### The task
Rewrite the records with "bbox" switched to "bounding box" and everything else unchanged, leaving the pictures out of your answer.

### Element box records
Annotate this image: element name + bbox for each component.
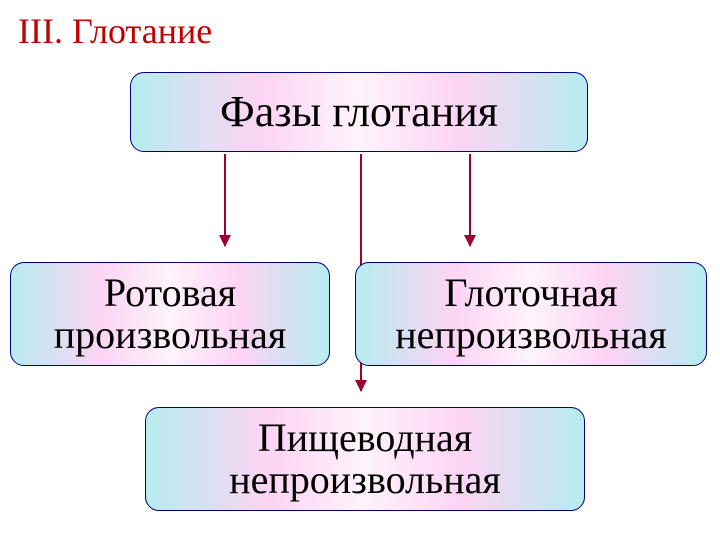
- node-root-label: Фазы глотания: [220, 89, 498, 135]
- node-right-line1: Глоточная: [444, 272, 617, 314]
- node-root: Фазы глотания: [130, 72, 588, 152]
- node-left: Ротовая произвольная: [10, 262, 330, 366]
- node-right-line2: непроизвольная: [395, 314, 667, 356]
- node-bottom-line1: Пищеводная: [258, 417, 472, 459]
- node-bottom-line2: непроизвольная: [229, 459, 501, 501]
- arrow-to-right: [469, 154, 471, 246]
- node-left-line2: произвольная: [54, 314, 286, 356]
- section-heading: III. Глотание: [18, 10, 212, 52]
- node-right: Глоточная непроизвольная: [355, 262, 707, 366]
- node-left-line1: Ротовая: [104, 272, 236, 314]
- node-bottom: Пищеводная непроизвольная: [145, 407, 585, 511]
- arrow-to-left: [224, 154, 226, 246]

### Solution for this task
Annotate this image: element name + bounding box for each component.
- node-root-label: Фазы глотания: [220, 89, 498, 135]
- node-right-line1: Глоточная: [444, 272, 617, 314]
- node-root: Фазы глотания: [130, 72, 588, 152]
- node-left: Ротовая произвольная: [10, 262, 330, 366]
- node-right-line2: непроизвольная: [395, 314, 667, 356]
- node-bottom-line1: Пищеводная: [258, 417, 472, 459]
- node-bottom-line2: непроизвольная: [229, 459, 501, 501]
- arrow-to-right: [469, 154, 471, 246]
- node-left-line2: произвольная: [54, 314, 286, 356]
- section-heading: III. Глотание: [18, 10, 212, 52]
- node-right: Глоточная непроизвольная: [355, 262, 707, 366]
- node-left-line1: Ротовая: [104, 272, 236, 314]
- node-bottom: Пищеводная непроизвольная: [145, 407, 585, 511]
- arrow-to-left: [224, 154, 226, 246]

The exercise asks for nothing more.